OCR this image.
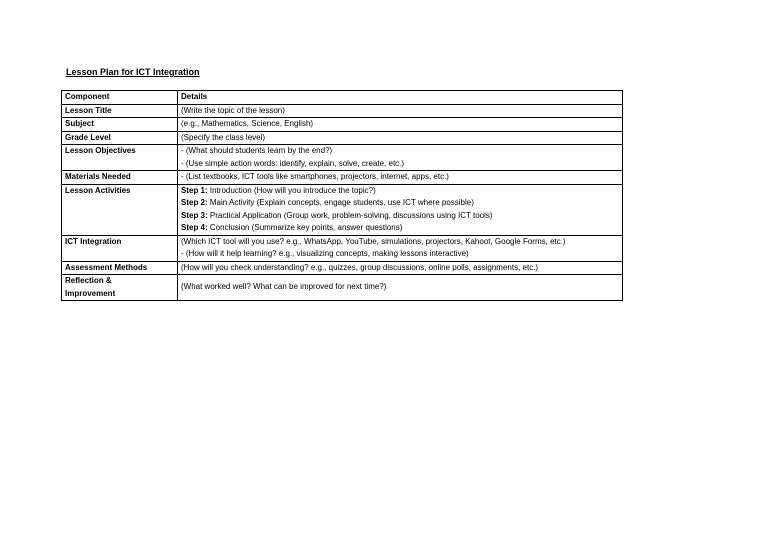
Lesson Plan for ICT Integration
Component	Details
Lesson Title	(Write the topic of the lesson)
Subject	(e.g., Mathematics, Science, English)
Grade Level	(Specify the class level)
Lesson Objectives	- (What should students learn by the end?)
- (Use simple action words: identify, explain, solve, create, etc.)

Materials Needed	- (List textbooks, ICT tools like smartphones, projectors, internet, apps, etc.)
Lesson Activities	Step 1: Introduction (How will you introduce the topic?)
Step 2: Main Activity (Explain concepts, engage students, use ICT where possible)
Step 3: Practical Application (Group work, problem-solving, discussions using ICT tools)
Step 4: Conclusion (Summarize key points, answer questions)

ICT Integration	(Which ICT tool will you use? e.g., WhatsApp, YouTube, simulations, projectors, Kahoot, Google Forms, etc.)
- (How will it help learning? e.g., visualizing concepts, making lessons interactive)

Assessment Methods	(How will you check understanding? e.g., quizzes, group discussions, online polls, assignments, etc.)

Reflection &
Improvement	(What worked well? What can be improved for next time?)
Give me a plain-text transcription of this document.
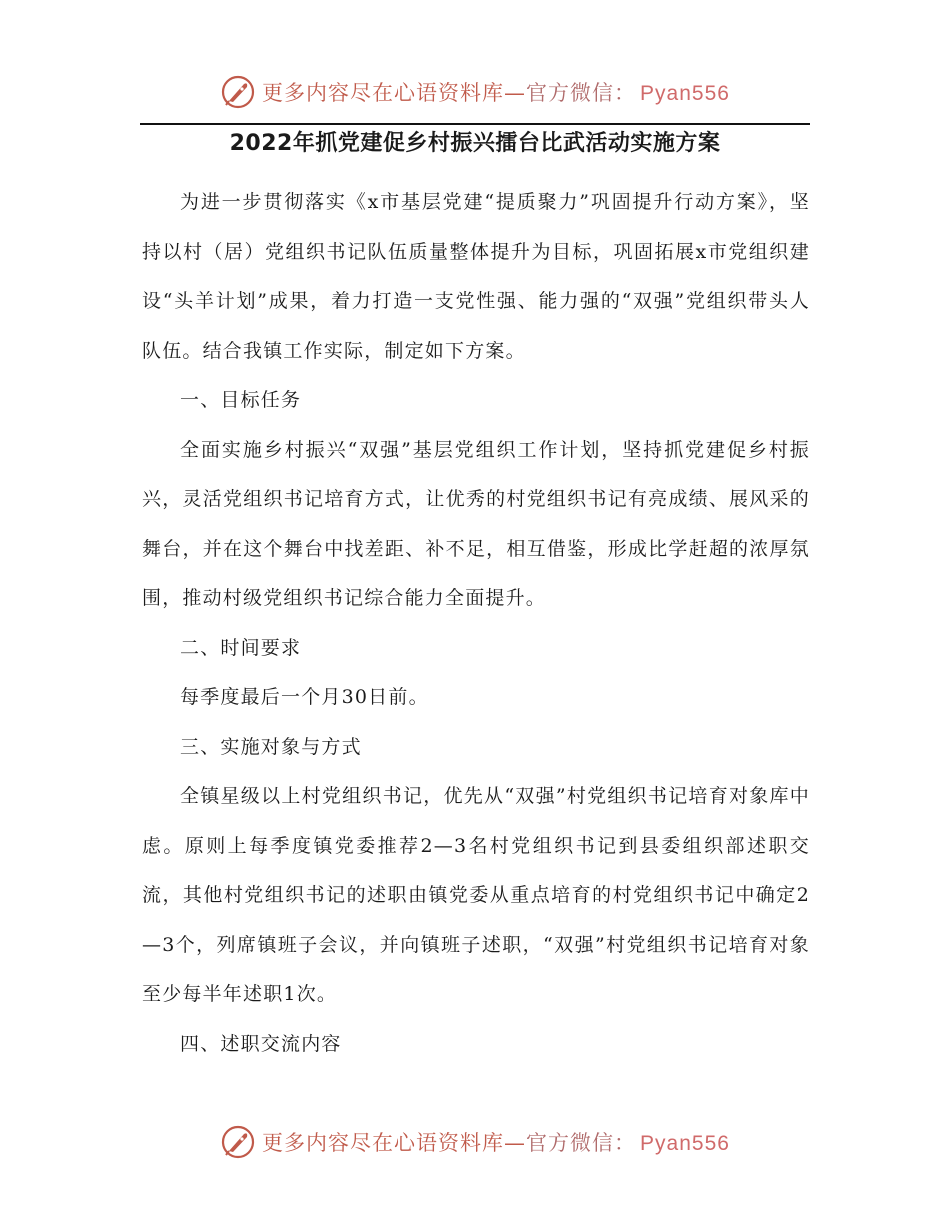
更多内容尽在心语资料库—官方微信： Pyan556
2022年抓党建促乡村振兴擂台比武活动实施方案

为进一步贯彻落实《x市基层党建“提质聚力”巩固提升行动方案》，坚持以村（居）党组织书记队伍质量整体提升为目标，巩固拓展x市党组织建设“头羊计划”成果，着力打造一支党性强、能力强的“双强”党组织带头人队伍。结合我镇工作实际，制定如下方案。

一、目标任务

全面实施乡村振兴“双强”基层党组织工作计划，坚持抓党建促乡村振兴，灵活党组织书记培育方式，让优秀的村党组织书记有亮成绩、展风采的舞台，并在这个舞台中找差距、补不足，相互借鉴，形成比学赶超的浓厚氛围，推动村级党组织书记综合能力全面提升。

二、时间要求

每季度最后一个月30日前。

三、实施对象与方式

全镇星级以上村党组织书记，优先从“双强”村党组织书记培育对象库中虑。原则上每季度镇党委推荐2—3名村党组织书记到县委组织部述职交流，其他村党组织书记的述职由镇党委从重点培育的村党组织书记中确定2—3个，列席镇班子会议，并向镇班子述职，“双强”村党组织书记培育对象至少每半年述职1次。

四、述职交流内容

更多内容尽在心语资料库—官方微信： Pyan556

□ □ □ □ □ □ □

*Task goal*
Output the records above exactly; leave out the pictures.

*Answer*
OCR this image.
Lesson Plan for ICT Integration
Component	Details
Lesson Title	(Write the topic of the lesson)
Subject	(e.g., Mathematics, Science, English)
Grade Level	(Specify the class level)
Lesson Objectives	- (What should students learn by the end?)
- (Use simple action words: identify, explain, solve, create, etc.)

Materials Needed	- (List textbooks, ICT tools like smartphones, projectors, internet, apps, etc.)
Lesson Activities	Step 1: Introduction (How will you introduce the topic?)
Step 2: Main Activity (Explain concepts, engage students, use ICT where possible)
Step 3: Practical Application (Group work, problem-solving, discussions using ICT tools)
Step 4: Conclusion (Summarize key points, answer questions)

ICT Integration	(Which ICT tool will you use? e.g., WhatsApp, YouTube, simulations, projectors, Kahoot, Google Forms, etc.)
- (How will it help learning? e.g., visualizing concepts, making lessons interactive)

Assessment Methods	(How will you check understanding? e.g., quizzes, group discussions, online polls, assignments, etc.)

Reflection &
Improvement	(What worked well? What can be improved for next time?)
Give me a plain-text transcription of this document.
更多内容尽在心语资料库—官方微信： Pyan556
2022年抓党建促乡村振兴擂台比武活动实施方案

为进一步贯彻落实《x市基层党建“提质聚力”巩固提升行动方案》，坚持以村（居）党组织书记队伍质量整体提升为目标，巩固拓展x市党组织建设“头羊计划”成果，着力打造一支党性强、能力强的“双强”党组织带头人队伍。结合我镇工作实际，制定如下方案。

一、目标任务

全面实施乡村振兴“双强”基层党组织工作计划，坚持抓党建促乡村振兴，灵活党组织书记培育方式，让优秀的村党组织书记有亮成绩、展风采的舞台，并在这个舞台中找差距、补不足，相互借鉴，形成比学赶超的浓厚氛围，推动村级党组织书记综合能力全面提升。

二、时间要求

每季度最后一个月30日前。

三、实施对象与方式

全镇星级以上村党组织书记，优先从“双强”村党组织书记培育对象库中虑。原则上每季度镇党委推荐2—3名村党组织书记到县委组织部述职交流，其他村党组织书记的述职由镇党委从重点培育的村党组织书记中确定2—3个，列席镇班子会议，并向镇班子述职，“双强”村党组织书记培育对象至少每半年述职1次。

四、述职交流内容

更多内容尽在心语资料库—官方微信： Pyan556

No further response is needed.